Saved entries
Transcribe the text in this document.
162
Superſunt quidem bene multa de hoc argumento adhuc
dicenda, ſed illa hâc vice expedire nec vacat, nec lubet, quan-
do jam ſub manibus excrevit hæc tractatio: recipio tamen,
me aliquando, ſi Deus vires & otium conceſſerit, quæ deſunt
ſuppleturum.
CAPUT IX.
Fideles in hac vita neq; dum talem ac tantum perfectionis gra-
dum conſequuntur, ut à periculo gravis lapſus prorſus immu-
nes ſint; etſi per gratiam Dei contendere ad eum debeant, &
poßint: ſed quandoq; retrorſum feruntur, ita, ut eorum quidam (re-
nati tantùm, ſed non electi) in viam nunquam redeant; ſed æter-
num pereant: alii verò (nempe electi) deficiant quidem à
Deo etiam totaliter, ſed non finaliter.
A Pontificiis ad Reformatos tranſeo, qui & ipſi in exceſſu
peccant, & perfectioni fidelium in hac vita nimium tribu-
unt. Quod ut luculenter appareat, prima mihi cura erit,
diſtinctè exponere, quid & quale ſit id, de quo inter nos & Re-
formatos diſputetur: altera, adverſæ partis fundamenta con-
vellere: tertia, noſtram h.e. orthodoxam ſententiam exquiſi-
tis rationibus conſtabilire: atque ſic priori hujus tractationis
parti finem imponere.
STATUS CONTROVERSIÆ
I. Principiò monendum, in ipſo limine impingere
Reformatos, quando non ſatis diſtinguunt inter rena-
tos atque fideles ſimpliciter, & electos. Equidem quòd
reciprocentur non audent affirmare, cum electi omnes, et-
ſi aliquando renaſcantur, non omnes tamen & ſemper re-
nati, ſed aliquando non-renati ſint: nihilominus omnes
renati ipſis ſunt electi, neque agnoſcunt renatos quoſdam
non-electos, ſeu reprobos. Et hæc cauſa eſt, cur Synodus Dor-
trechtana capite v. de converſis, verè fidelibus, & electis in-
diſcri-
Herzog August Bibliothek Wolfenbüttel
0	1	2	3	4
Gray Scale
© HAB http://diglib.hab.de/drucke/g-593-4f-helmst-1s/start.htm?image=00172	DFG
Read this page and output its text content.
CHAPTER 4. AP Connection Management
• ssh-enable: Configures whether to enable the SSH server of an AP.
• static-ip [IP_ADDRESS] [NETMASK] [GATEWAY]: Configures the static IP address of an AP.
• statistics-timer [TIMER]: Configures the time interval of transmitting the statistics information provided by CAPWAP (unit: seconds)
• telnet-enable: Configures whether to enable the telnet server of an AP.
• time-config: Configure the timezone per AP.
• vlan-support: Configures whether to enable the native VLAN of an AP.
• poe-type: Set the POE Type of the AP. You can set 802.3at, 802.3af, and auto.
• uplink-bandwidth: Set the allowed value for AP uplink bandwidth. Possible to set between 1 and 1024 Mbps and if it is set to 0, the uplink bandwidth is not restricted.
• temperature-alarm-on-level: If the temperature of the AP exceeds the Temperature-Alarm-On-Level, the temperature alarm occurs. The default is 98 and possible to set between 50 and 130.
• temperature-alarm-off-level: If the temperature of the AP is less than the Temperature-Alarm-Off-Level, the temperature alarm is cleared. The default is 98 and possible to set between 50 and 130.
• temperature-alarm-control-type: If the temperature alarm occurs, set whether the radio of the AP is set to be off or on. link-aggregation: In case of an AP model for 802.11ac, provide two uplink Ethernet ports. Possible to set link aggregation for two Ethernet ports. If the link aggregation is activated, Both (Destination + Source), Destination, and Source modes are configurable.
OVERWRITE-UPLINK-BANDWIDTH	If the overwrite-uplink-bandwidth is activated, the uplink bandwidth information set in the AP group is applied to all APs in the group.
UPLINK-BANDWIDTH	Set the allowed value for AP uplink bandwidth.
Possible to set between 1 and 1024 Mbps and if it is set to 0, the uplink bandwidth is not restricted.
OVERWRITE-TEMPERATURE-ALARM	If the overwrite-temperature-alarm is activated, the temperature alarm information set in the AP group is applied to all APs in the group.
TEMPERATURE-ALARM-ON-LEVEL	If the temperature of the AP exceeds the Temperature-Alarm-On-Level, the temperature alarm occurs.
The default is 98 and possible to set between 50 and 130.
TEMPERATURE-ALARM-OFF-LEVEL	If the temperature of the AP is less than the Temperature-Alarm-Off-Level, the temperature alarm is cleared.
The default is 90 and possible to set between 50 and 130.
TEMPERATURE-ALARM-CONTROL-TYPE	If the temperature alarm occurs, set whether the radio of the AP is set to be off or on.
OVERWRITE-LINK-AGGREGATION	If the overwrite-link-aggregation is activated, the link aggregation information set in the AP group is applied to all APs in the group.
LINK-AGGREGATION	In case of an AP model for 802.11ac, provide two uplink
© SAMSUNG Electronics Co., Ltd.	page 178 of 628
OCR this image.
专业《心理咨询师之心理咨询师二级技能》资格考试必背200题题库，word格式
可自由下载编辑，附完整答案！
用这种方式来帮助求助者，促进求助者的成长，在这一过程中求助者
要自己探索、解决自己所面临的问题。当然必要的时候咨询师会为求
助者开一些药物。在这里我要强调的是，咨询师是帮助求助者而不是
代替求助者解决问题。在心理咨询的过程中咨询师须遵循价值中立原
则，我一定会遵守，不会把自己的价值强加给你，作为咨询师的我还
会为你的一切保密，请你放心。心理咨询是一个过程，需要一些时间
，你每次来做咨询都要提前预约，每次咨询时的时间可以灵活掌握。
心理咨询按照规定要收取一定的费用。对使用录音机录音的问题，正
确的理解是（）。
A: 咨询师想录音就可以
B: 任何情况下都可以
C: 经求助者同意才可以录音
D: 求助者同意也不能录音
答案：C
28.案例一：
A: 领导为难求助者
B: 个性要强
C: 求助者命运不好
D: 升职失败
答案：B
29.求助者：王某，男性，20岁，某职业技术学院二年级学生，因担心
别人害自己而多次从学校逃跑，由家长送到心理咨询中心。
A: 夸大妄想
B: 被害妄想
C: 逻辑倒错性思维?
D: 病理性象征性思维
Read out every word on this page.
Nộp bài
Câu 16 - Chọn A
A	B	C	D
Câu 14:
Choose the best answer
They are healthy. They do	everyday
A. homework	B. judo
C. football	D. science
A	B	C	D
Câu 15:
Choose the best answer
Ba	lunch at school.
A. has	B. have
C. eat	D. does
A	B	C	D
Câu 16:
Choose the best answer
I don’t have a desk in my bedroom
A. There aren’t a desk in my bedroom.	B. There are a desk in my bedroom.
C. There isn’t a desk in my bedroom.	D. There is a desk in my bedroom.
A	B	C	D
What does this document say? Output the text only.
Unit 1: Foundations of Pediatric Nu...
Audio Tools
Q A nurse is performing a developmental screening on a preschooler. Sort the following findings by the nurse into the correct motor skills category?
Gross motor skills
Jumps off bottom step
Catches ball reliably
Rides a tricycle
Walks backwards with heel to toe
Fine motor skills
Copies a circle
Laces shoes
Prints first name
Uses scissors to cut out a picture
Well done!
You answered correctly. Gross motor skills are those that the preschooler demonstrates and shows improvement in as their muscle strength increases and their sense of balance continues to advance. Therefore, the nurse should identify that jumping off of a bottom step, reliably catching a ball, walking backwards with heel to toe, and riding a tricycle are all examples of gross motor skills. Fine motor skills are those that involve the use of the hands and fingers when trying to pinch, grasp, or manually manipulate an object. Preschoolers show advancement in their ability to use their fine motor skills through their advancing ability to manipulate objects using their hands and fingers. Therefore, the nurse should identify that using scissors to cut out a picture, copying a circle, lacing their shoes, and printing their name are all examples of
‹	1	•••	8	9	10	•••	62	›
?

**EXERCISE BRIEF**
Repeat the whole listing exactly, keeping every line intact.

**EXPECTED ANSWER**
Transcribe the text in this document.
162
Superſunt quidem bene multa de hoc argumento adhuc
dicenda, ſed illa hâc vice expedire nec vacat, nec lubet, quan-
do jam ſub manibus excrevit hæc tractatio: recipio tamen,
me aliquando, ſi Deus vires & otium conceſſerit, quæ deſunt
ſuppleturum.
CAPUT IX.
Fideles in hac vita neq; dum talem ac tantum perfectionis gra-
dum conſequuntur, ut à periculo gravis lapſus prorſus immu-
nes ſint; etſi per gratiam Dei contendere ad eum debeant, &
poßint: ſed quandoq; retrorſum feruntur, ita, ut eorum quidam (re-
nati tantùm, ſed non electi) in viam nunquam redeant; ſed æter-
num pereant: alii verò (nempe electi) deficiant quidem à
Deo etiam totaliter, ſed non finaliter.
A Pontificiis ad Reformatos tranſeo, qui & ipſi in exceſſu
peccant, & perfectioni fidelium in hac vita nimium tribu-
unt. Quod ut luculenter appareat, prima mihi cura erit,
diſtinctè exponere, quid & quale ſit id, de quo inter nos & Re-
formatos diſputetur: altera, adverſæ partis fundamenta con-
vellere: tertia, noſtram h.e. orthodoxam ſententiam exquiſi-
tis rationibus conſtabilire: atque ſic priori hujus tractationis
parti finem imponere.
STATUS CONTROVERSIÆ
I. Principiò monendum, in ipſo limine impingere
Reformatos, quando non ſatis diſtinguunt inter rena-
tos atque fideles ſimpliciter, & electos. Equidem quòd
reciprocentur non audent affirmare, cum electi omnes, et-
ſi aliquando renaſcantur, non omnes tamen & ſemper re-
nati, ſed aliquando non-renati ſint: nihilominus omnes
renati ipſis ſunt electi, neque agnoſcunt renatos quoſdam
non-electos, ſeu reprobos. Et hæc cauſa eſt, cur Synodus Dor-
trechtana capite v. de converſis, verè fidelibus, & electis in-
diſcri-
Herzog August Bibliothek Wolfenbüttel
0	1	2	3	4
Gray Scale
© HAB http://diglib.hab.de/drucke/g-593-4f-helmst-1s/start.htm?image=00172	DFG
Read this page and output its text content.
CHAPTER 4. AP Connection Management
• ssh-enable: Configures whether to enable the SSH server of an AP.
• static-ip [IP_ADDRESS] [NETMASK] [GATEWAY]: Configures the static IP address of an AP.
• statistics-timer [TIMER]: Configures the time interval of transmitting the statistics information provided by CAPWAP (unit: seconds)
• telnet-enable: Configures whether to enable the telnet server of an AP.
• time-config: Configure the timezone per AP.
• vlan-support: Configures whether to enable the native VLAN of an AP.
• poe-type: Set the POE Type of the AP. You can set 802.3at, 802.3af, and auto.
• uplink-bandwidth: Set the allowed value for AP uplink bandwidth. Possible to set between 1 and 1024 Mbps and if it is set to 0, the uplink bandwidth is not restricted.
• temperature-alarm-on-level: If the temperature of the AP exceeds the Temperature-Alarm-On-Level, the temperature alarm occurs. The default is 98 and possible to set between 50 and 130.
• temperature-alarm-off-level: If the temperature of the AP is less than the Temperature-Alarm-Off-Level, the temperature alarm is cleared. The default is 98 and possible to set between 50 and 130.
• temperature-alarm-control-type: If the temperature alarm occurs, set whether the radio of the AP is set to be off or on. link-aggregation: In case of an AP model for 802.11ac, provide two uplink Ethernet ports. Possible to set link aggregation for two Ethernet ports. If the link aggregation is activated, Both (Destination + Source), Destination, and Source modes are configurable.
OVERWRITE-UPLINK-BANDWIDTH	If the overwrite-uplink-bandwidth is activated, the uplink bandwidth information set in the AP group is applied to all APs in the group.
UPLINK-BANDWIDTH	Set the allowed value for AP uplink bandwidth.
Possible to set between 1 and 1024 Mbps and if it is set to 0, the uplink bandwidth is not restricted.
OVERWRITE-TEMPERATURE-ALARM	If the overwrite-temperature-alarm is activated, the temperature alarm information set in the AP group is applied to all APs in the group.
TEMPERATURE-ALARM-ON-LEVEL	If the temperature of the AP exceeds the Temperature-Alarm-On-Level, the temperature alarm occurs.
The default is 98 and possible to set between 50 and 130.
TEMPERATURE-ALARM-OFF-LEVEL	If the temperature of the AP is less than the Temperature-Alarm-Off-Level, the temperature alarm is cleared.
The default is 90 and possible to set between 50 and 130.
TEMPERATURE-ALARM-CONTROL-TYPE	If the temperature alarm occurs, set whether the radio of the AP is set to be off or on.
OVERWRITE-LINK-AGGREGATION	If the overwrite-link-aggregation is activated, the link aggregation information set in the AP group is applied to all APs in the group.
LINK-AGGREGATION	In case of an AP model for 802.11ac, provide two uplink
© SAMSUNG Electronics Co., Ltd.	page 178 of 628
OCR this image.
专业《心理咨询师之心理咨询师二级技能》资格考试必背200题题库，word格式
可自由下载编辑，附完整答案！
用这种方式来帮助求助者，促进求助者的成长，在这一过程中求助者
要自己探索、解决自己所面临的问题。当然必要的时候咨询师会为求
助者开一些药物。在这里我要强调的是，咨询师是帮助求助者而不是
代替求助者解决问题。在心理咨询的过程中咨询师须遵循价值中立原
则，我一定会遵守，不会把自己的价值强加给你，作为咨询师的我还
会为你的一切保密，请你放心。心理咨询是一个过程，需要一些时间
，你每次来做咨询都要提前预约，每次咨询时的时间可以灵活掌握。
心理咨询按照规定要收取一定的费用。对使用录音机录音的问题，正
确的理解是（）。
A: 咨询师想录音就可以
B: 任何情况下都可以
C: 经求助者同意才可以录音
D: 求助者同意也不能录音
答案：C
28.案例一：
A: 领导为难求助者
B: 个性要强
C: 求助者命运不好
D: 升职失败
答案：B
29.求助者：王某，男性，20岁，某职业技术学院二年级学生，因担心
别人害自己而多次从学校逃跑，由家长送到心理咨询中心。
A: 夸大妄想
B: 被害妄想
C: 逻辑倒错性思维?
D: 病理性象征性思维
Read out every word on this page.
Nộp bài
Câu 16 - Chọn A
A	B	C	D
Câu 14:
Choose the best answer
They are healthy. They do	everyday
A. homework	B. judo
C. football	D. science
A	B	C	D
Câu 15:
Choose the best answer
Ba	lunch at school.
A. has	B. have
C. eat	D. does
A	B	C	D
Câu 16:
Choose the best answer
I don’t have a desk in my bedroom
A. There aren’t a desk in my bedroom.	B. There are a desk in my bedroom.
C. There isn’t a desk in my bedroom.	D. There is a desk in my bedroom.
A	B	C	D
What does this document say? Output the text only.
Unit 1: Foundations of Pediatric Nu...
Audio Tools
Q A nurse is performing a developmental screening on a preschooler. Sort the following findings by the nurse into the correct motor skills category?
Gross motor skills
Jumps off bottom step
Catches ball reliably
Rides a tricycle
Walks backwards with heel to toe
Fine motor skills
Copies a circle
Laces shoes
Prints first name
Uses scissors to cut out a picture
Well done!
You answered correctly. Gross motor skills are those that the preschooler demonstrates and shows improvement in as their muscle strength increases and their sense of balance continues to advance. Therefore, the nurse should identify that jumping off of a bottom step, reliably catching a ball, walking backwards with heel to toe, and riding a tricycle are all examples of gross motor skills. Fine motor skills are those that involve the use of the hands and fingers when trying to pinch, grasp, or manually manipulate an object. Preschoolers show advancement in their ability to use their fine motor skills through their advancing ability to manipulate objects using their hands and fingers. Therefore, the nurse should identify that using scissors to cut out a picture, copying a circle, lacing their shoes, and printing their name are all examples of
‹	1	•••	8	9	10	•••	62	›
?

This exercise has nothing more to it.